%%

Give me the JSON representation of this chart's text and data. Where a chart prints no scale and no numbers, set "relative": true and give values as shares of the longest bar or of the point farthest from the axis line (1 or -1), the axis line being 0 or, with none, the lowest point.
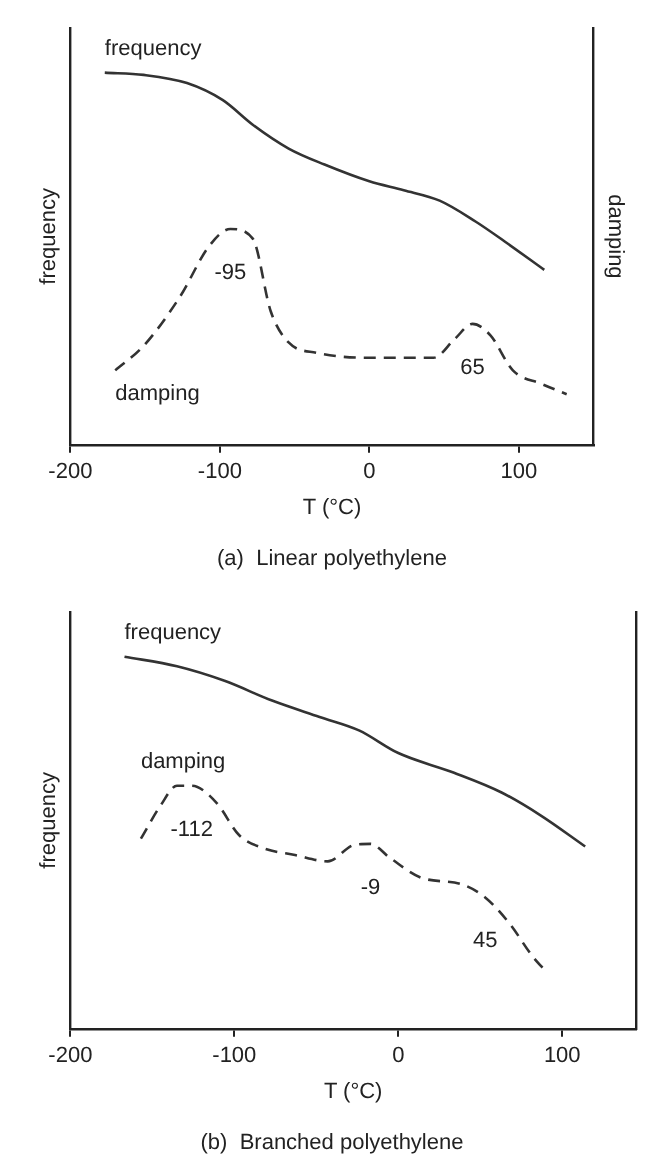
{
  "chart_data": [
    {
      "type": "line",
      "title": "(a)  Linear polyethylene",
      "xlabel": "T (°C)",
      "ylabel": "frequency",
      "y2label": "damping",
      "relative": true,
      "marker": "none",
      "xlim": [
        -200,
        150
      ],
      "xticks": [
        -200,
        -100,
        0,
        100
      ],
      "series": [
        {
          "name": "frequency",
          "color": "#333333",
          "line_style": "solid",
          "x": [
            -177,
            -151,
            -122,
            -98,
            -78,
            -54,
            -30,
            0,
            23,
            47,
            71,
            91,
            117
          ],
          "values": [
            1.0,
            0.994,
            0.972,
            0.926,
            0.86,
            0.796,
            0.753,
            0.708,
            0.684,
            0.656,
            0.6,
            0.545,
            0.47
          ]
        },
        {
          "name": "damping",
          "color": "#333333",
          "line_style": "dashed",
          "x": [
            -170,
            -151,
            -127,
            -107,
            -93,
            -78,
            -66,
            -54,
            -35,
            0,
            43,
            57,
            69,
            81,
            96,
            115,
            132
          ],
          "values": [
            0.2,
            0.266,
            0.396,
            0.535,
            0.58,
            0.554,
            0.359,
            0.275,
            0.247,
            0.234,
            0.234,
            0.284,
            0.325,
            0.294,
            0.2,
            0.164,
            0.136
          ]
        }
      ],
      "annotations": [
        {
          "text": "-95",
          "x": -93,
          "y": 0.58
        },
        {
          "text": "65",
          "x": 69,
          "y": 0.325
        }
      ]
    },
    {
      "type": "line",
      "title": "(b)  Branched polyethylene",
      "xlabel": "T (°C)",
      "ylabel": "frequency",
      "relative": true,
      "marker": "none",
      "xlim": [
        -200,
        145
      ],
      "xticks": [
        -200,
        -100,
        0,
        100
      ],
      "series": [
        {
          "name": "frequency",
          "color": "#333333",
          "line_style": "solid",
          "x": [
            -167,
            -135,
            -106,
            -77,
            -48,
            -24,
            0,
            34,
            63,
            87,
            114
          ],
          "values": [
            1.0,
            0.974,
            0.935,
            0.882,
            0.838,
            0.802,
            0.741,
            0.688,
            0.635,
            0.573,
            0.49
          ]
        },
        {
          "name": "damping",
          "color": "#333333",
          "line_style": "dashed",
          "x": [
            -157,
            -145,
            -135,
            -126,
            -111,
            -97,
            -82,
            -63,
            -43,
            -27,
            -17,
            -5,
            14,
            39,
            53,
            68,
            82,
            89
          ],
          "values": [
            0.511,
            0.6,
            0.653,
            0.653,
            0.608,
            0.52,
            0.485,
            0.467,
            0.45,
            0.494,
            0.497,
            0.459,
            0.406,
            0.388,
            0.353,
            0.282,
            0.194,
            0.159
          ]
        }
      ],
      "annotations": [
        {
          "text": "-112",
          "x": -126,
          "y": 0.653
        },
        {
          "text": "-9",
          "x": -17,
          "y": 0.497
        },
        {
          "text": "45",
          "x": 53,
          "y": 0.353
        }
      ]
    }
  ]
}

%%

# [TO DO]
All records above are to be printed exactly, minus the pictures they contain.

# [RESPONSE TO THIS EXERCISE]
Give me the JSON representation of this chart's text and data. Where a chart prints no scale and no numbers, set "relative": true and give values as shares of the longest bar or of the point farthest from the axis line (1 or -1), the axis line being 0 or, with none, the lowest point.
{
  "chart_data": [
    {
      "type": "line",
      "title": "(a)  Linear polyethylene",
      "xlabel": "T (°C)",
      "ylabel": "frequency",
      "y2label": "damping",
      "relative": true,
      "marker": "none",
      "xlim": [
        -200,
        150
      ],
      "xticks": [
        -200,
        -100,
        0,
        100
      ],
      "series": [
        {
          "name": "frequency",
          "color": "#333333",
          "line_style": "solid",
          "x": [
            -177,
            -151,
            -122,
            -98,
            -78,
            -54,
            -30,
            0,
            23,
            47,
            71,
            91,
            117
          ],
          "values": [
            1.0,
            0.994,
            0.972,
            0.926,
            0.86,
            0.796,
            0.753,
            0.708,
            0.684,
            0.656,
            0.6,
            0.545,
            0.47
          ]
        },
        {
          "name": "damping",
          "color": "#333333",
          "line_style": "dashed",
          "x": [
            -170,
            -151,
            -127,
            -107,
            -93,
            -78,
            -66,
            -54,
            -35,
            0,
            43,
            57,
            69,
            81,
            96,
            115,
            132
          ],
          "values": [
            0.2,
            0.266,
            0.396,
            0.535,
            0.58,
            0.554,
            0.359,
            0.275,
            0.247,
            0.234,
            0.234,
            0.284,
            0.325,
            0.294,
            0.2,
            0.164,
            0.136
          ]
        }
      ],
      "annotations": [
        {
          "text": "-95",
          "x": -93,
          "y": 0.58
        },
        {
          "text": "65",
          "x": 69,
          "y": 0.325
        }
      ]
    },
    {
      "type": "line",
      "title": "(b)  Branched polyethylene",
      "xlabel": "T (°C)",
      "ylabel": "frequency",
      "relative": true,
      "marker": "none",
      "xlim": [
        -200,
        145
      ],
      "xticks": [
        -200,
        -100,
        0,
        100
      ],
      "series": [
        {
          "name": "frequency",
          "color": "#333333",
          "line_style": "solid",
          "x": [
            -167,
            -135,
            -106,
            -77,
            -48,
            -24,
            0,
            34,
            63,
            87,
            114
          ],
          "values": [
            1.0,
            0.974,
            0.935,
            0.882,
            0.838,
            0.802,
            0.741,
            0.688,
            0.635,
            0.573,
            0.49
          ]
        },
        {
          "name": "damping",
          "color": "#333333",
          "line_style": "dashed",
          "x": [
            -157,
            -145,
            -135,
            -126,
            -111,
            -97,
            -82,
            -63,
            -43,
            -27,
            -17,
            -5,
            14,
            39,
            53,
            68,
            82,
            89
          ],
          "values": [
            0.511,
            0.6,
            0.653,
            0.653,
            0.608,
            0.52,
            0.485,
            0.467,
            0.45,
            0.494,
            0.497,
            0.459,
            0.406,
            0.388,
            0.353,
            0.282,
            0.194,
            0.159
          ]
        }
      ],
      "annotations": [
        {
          "text": "-112",
          "x": -126,
          "y": 0.653
        },
        {
          "text": "-9",
          "x": -17,
          "y": 0.497
        },
        {
          "text": "45",
          "x": 53,
          "y": 0.353
        }
      ]
    }
  ]
}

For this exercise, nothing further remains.